Written instruction:
Identify each line below that contains the word "toda", and copy it out.
>>>>
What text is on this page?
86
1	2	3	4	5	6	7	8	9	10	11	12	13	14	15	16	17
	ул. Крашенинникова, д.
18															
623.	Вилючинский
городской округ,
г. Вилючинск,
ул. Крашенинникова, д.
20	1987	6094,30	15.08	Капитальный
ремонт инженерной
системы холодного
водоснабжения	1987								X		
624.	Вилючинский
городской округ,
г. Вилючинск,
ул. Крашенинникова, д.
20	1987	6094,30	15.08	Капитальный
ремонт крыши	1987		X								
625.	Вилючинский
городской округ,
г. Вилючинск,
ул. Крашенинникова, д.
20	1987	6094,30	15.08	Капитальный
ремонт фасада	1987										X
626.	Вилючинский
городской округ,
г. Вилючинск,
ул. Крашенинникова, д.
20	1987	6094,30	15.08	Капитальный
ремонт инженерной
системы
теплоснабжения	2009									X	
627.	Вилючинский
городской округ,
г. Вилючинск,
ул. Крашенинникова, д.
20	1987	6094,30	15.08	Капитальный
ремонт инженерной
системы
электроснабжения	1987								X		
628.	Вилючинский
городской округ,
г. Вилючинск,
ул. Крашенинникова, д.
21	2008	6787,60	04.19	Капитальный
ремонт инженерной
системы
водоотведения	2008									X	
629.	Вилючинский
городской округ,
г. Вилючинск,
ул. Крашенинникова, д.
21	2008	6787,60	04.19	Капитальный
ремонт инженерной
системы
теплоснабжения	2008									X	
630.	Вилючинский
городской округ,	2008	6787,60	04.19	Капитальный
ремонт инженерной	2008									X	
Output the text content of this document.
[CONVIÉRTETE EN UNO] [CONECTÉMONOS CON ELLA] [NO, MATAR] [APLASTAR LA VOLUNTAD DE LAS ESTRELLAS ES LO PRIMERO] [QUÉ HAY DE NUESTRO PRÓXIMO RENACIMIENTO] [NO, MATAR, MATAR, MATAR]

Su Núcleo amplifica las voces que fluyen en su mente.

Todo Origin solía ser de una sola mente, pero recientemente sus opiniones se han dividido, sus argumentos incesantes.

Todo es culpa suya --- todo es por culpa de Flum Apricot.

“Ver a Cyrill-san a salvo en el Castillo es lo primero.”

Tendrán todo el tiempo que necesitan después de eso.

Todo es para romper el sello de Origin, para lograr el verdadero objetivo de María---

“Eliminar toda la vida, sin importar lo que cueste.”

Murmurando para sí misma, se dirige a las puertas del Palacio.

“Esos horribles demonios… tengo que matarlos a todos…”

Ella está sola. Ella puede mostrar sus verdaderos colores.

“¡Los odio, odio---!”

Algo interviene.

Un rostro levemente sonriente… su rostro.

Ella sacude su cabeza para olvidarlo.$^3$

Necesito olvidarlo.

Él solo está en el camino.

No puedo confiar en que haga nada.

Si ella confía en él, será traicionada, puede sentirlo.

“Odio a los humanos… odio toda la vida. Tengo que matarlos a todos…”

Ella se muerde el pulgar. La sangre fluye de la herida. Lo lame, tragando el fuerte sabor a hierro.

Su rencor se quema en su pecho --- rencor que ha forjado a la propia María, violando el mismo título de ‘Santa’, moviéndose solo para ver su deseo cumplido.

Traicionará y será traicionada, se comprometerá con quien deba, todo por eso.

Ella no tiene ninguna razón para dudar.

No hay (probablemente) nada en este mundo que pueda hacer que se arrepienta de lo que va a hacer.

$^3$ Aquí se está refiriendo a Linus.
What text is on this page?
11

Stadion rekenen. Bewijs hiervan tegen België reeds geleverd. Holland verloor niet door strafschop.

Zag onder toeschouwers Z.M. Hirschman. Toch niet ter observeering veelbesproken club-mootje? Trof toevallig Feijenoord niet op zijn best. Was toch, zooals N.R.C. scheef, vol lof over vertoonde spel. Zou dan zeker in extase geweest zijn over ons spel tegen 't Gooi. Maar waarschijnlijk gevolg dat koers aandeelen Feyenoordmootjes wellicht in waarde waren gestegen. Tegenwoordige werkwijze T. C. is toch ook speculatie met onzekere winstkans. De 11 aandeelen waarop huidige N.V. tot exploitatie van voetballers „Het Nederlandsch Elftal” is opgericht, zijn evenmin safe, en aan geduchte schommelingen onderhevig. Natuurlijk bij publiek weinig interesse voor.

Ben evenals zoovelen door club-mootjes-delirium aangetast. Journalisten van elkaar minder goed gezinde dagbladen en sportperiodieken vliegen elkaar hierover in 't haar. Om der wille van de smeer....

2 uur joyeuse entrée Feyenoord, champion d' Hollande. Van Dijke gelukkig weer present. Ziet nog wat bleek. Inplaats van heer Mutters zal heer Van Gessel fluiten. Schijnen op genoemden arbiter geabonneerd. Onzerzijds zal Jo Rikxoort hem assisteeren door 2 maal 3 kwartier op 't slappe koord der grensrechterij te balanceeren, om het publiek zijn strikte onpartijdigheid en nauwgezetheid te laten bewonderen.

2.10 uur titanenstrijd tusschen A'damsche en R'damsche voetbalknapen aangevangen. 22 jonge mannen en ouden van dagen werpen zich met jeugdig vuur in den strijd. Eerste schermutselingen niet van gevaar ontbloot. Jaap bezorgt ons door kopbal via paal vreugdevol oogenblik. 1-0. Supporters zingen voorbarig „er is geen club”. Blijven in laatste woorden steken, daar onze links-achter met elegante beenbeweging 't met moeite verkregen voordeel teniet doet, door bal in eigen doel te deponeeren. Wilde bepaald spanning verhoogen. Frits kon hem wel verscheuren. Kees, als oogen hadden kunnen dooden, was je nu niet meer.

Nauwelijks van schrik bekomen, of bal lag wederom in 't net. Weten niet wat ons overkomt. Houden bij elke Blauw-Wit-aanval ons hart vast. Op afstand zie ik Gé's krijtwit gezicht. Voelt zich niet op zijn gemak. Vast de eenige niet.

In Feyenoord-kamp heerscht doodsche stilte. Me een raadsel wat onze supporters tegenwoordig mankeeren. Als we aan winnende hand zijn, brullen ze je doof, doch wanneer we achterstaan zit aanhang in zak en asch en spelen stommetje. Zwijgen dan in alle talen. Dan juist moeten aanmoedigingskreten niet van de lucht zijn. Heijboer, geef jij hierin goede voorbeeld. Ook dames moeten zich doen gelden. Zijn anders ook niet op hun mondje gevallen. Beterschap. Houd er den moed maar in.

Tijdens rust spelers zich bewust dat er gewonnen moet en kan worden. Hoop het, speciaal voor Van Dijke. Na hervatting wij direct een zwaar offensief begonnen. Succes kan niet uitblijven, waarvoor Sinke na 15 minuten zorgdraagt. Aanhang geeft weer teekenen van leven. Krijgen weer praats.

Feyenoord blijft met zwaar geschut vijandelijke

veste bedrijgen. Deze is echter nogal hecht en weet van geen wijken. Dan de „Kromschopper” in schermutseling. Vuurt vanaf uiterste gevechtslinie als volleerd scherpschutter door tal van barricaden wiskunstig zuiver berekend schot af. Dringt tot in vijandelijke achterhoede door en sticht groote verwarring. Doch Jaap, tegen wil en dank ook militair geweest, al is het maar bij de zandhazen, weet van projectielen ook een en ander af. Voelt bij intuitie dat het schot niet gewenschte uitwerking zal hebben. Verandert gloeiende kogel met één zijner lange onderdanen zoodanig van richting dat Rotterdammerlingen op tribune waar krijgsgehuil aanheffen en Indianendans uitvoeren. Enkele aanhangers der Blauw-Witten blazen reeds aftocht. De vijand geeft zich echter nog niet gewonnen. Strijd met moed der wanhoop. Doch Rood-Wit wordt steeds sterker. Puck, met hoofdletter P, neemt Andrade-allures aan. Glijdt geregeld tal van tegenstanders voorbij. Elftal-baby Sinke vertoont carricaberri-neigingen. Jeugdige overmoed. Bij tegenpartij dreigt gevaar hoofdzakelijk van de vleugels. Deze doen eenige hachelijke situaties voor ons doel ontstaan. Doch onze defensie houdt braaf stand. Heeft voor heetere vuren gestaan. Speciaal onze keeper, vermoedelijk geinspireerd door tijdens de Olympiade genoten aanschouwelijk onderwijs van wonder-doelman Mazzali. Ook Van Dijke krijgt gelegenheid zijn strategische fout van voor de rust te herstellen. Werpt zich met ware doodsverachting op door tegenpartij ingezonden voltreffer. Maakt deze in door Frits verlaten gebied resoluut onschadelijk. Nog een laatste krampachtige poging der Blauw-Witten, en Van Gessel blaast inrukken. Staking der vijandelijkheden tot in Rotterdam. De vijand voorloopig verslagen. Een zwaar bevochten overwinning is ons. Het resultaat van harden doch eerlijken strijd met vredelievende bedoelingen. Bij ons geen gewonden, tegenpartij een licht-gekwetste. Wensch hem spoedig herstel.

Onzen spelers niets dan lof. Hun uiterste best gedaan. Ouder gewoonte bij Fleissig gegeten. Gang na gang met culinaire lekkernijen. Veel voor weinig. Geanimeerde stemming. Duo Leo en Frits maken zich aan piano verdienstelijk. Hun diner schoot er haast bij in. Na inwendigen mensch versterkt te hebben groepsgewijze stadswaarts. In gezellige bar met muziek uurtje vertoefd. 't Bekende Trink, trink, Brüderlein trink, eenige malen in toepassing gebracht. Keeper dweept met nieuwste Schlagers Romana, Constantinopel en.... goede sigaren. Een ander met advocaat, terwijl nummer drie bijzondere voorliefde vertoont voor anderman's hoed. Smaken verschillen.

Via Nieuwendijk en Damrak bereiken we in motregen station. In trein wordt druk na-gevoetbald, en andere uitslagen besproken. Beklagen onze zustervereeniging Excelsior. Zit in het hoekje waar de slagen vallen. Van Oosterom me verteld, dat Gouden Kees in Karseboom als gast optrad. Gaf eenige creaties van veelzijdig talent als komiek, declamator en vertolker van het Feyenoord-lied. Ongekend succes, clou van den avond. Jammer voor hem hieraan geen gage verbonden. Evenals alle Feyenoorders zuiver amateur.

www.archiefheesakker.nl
<<<<
Answer below:
“Eliminar toda la vida, sin importar lo que cueste.”
“Odio a los humanos… odio toda la vida. Tengo que matarlos a todos…”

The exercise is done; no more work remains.